═════ Dataset excerpts ═════

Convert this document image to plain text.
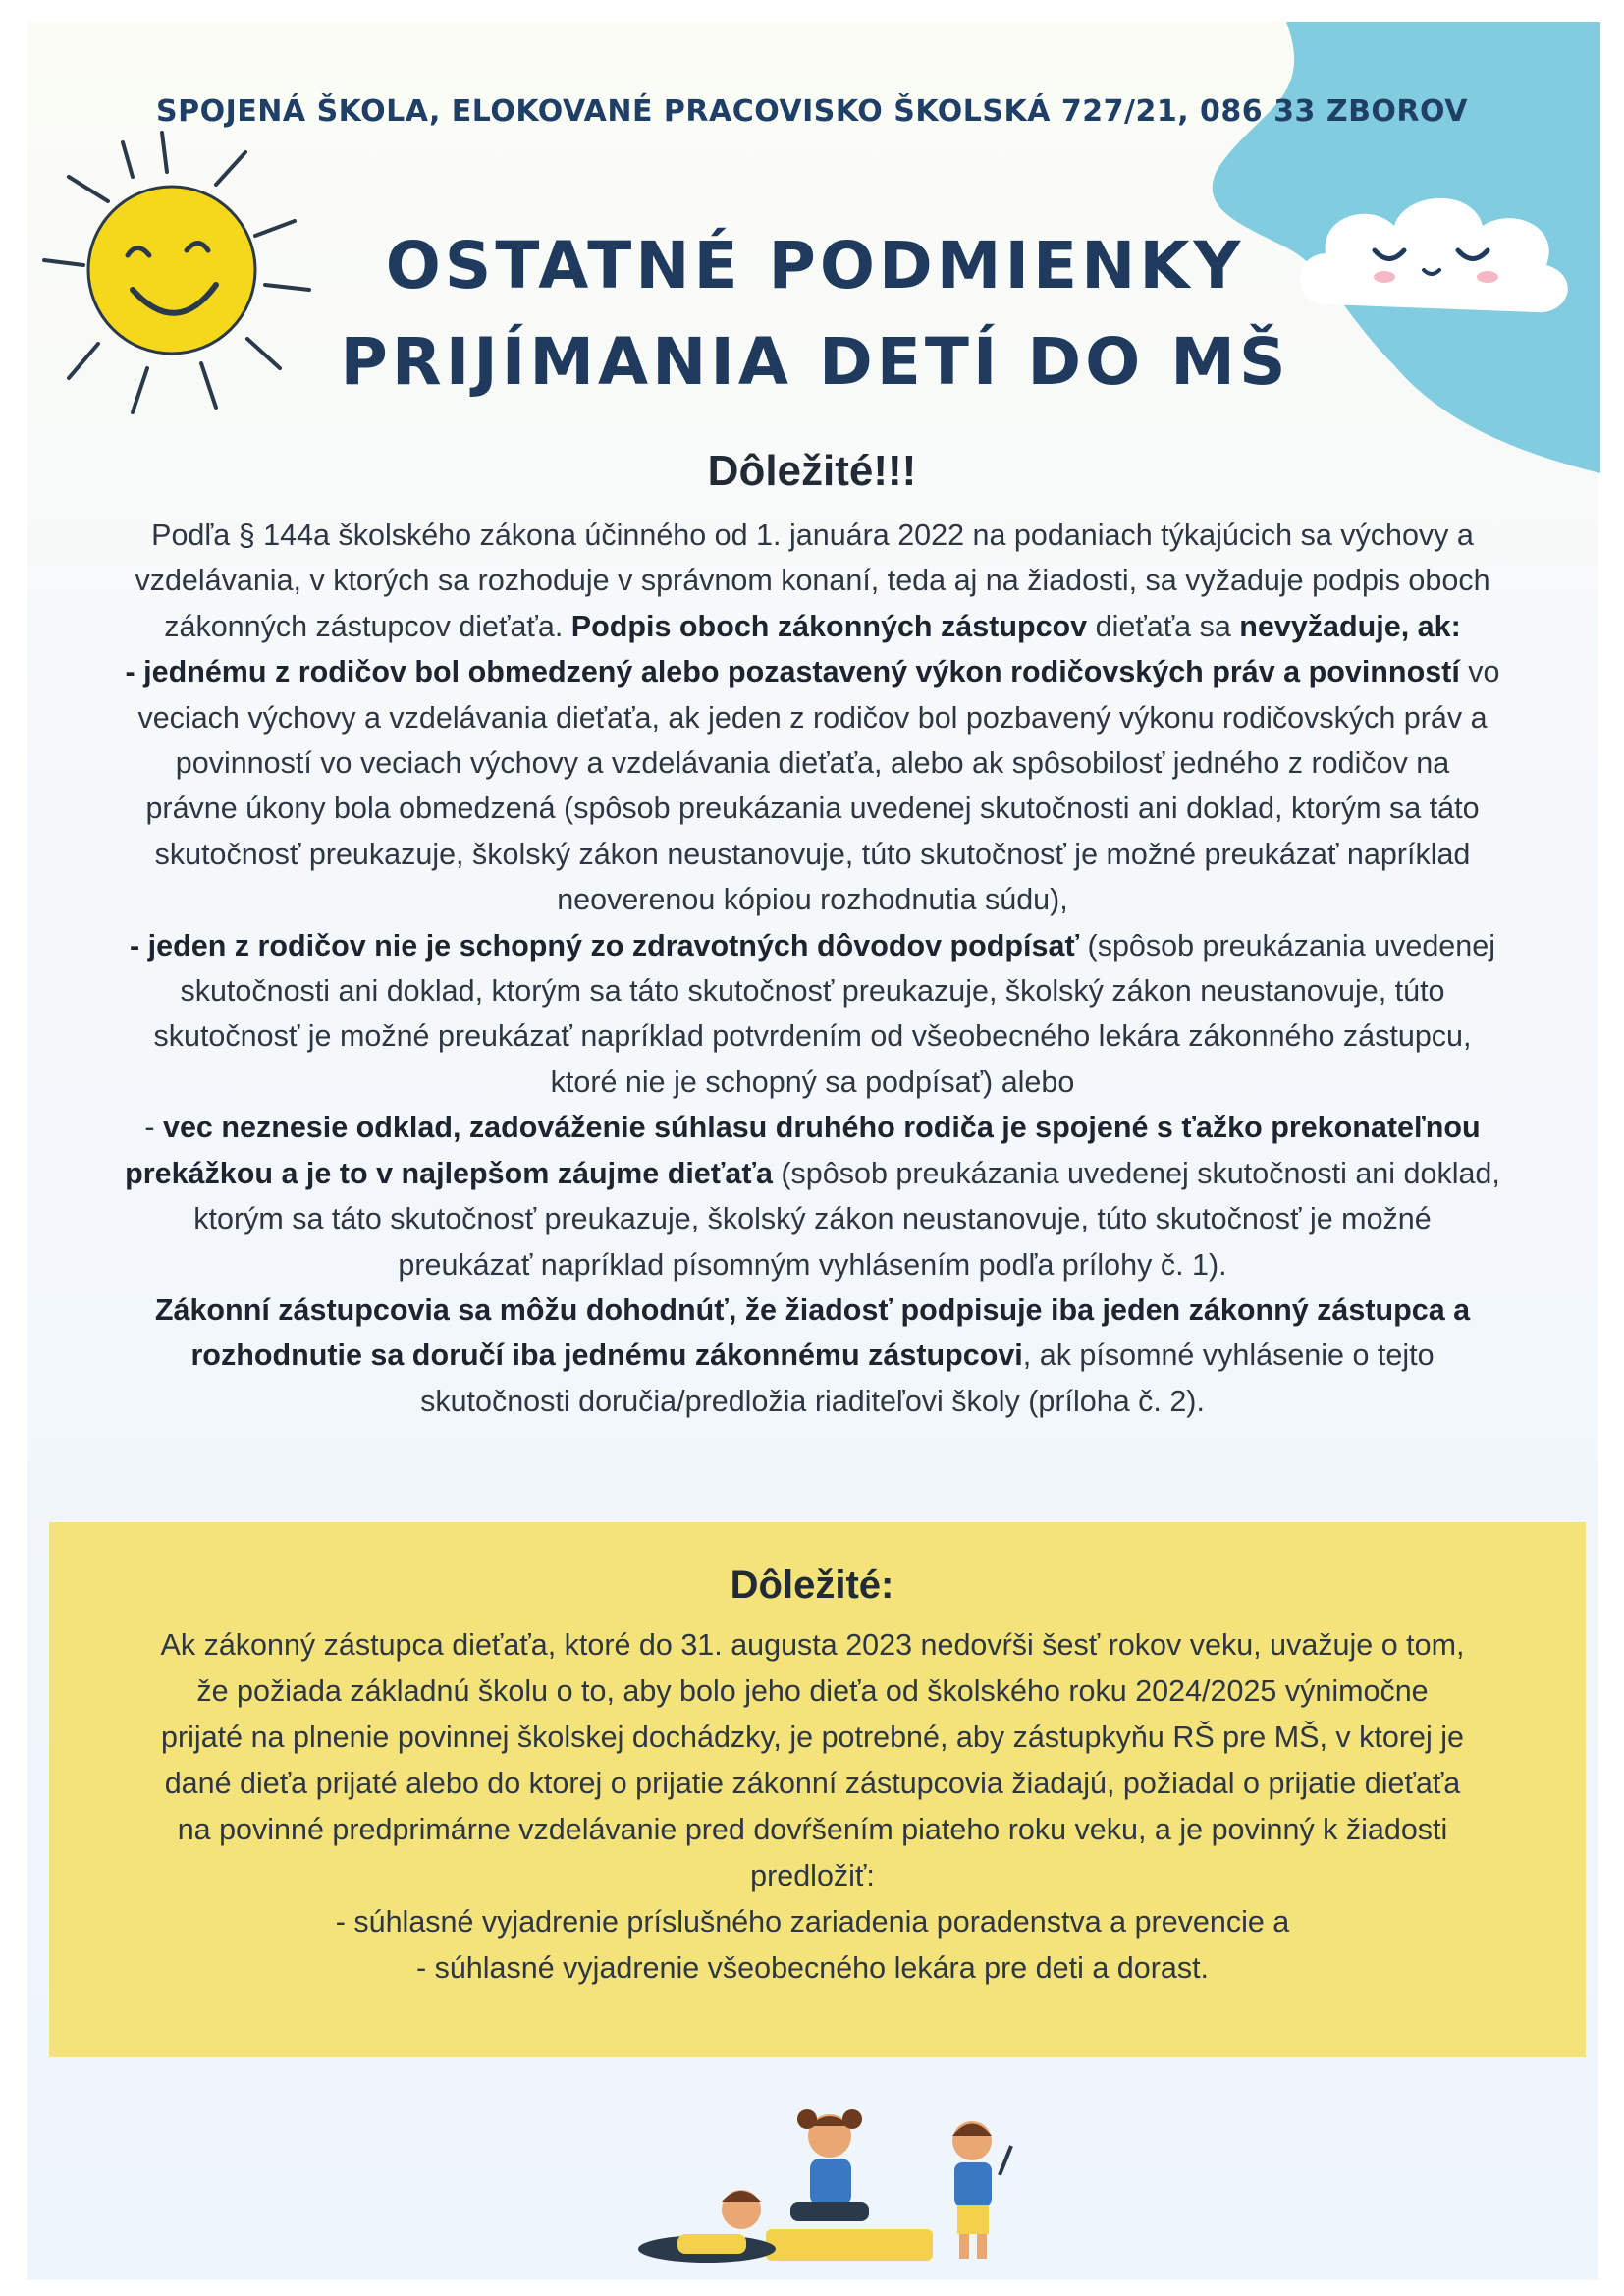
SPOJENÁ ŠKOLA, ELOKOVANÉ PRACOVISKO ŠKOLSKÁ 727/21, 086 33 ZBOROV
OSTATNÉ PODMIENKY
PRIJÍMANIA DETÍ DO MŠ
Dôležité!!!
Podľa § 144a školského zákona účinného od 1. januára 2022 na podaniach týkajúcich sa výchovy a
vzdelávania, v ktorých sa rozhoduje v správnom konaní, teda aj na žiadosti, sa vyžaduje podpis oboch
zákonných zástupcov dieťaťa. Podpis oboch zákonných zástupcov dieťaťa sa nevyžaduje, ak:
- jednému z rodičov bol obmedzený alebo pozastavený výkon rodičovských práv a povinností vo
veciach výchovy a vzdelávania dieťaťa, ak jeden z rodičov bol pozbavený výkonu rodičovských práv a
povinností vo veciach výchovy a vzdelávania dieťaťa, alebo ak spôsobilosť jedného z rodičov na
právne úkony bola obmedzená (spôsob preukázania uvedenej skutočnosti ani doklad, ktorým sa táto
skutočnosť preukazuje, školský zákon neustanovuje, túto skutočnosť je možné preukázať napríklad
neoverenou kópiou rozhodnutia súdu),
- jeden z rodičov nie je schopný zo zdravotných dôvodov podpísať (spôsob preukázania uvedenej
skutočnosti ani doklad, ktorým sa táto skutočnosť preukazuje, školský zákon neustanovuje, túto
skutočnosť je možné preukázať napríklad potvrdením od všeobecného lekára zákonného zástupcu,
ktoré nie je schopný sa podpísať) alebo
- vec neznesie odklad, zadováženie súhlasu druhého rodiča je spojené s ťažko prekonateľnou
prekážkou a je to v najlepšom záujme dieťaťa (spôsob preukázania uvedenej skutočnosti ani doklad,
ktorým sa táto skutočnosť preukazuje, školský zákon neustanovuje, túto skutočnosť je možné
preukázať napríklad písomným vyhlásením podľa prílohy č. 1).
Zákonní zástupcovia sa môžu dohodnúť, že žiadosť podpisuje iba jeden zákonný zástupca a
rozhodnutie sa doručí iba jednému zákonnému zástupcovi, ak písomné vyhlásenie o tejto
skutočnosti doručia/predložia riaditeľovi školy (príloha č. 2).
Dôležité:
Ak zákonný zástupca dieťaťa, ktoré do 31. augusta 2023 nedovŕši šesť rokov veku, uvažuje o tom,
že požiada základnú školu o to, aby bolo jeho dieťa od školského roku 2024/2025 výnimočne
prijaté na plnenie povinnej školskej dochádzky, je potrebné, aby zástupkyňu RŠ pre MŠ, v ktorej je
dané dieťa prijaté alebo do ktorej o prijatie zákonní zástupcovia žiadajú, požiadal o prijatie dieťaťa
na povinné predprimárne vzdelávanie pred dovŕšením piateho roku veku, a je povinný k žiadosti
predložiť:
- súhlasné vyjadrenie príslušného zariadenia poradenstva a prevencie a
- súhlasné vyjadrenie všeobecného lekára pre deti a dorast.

═════

__What needs to be done__. Identify each line containing the string "žiadosti" and copy it out.

__Task result__.
vzdelávania, v ktorých sa rozhoduje v správnom konaní, teda aj na žiadosti, sa vyžaduje podpis oboch
na povinné predprimárne vzdelávanie pred dovŕšením piateho roku veku, a je povinný k žiadosti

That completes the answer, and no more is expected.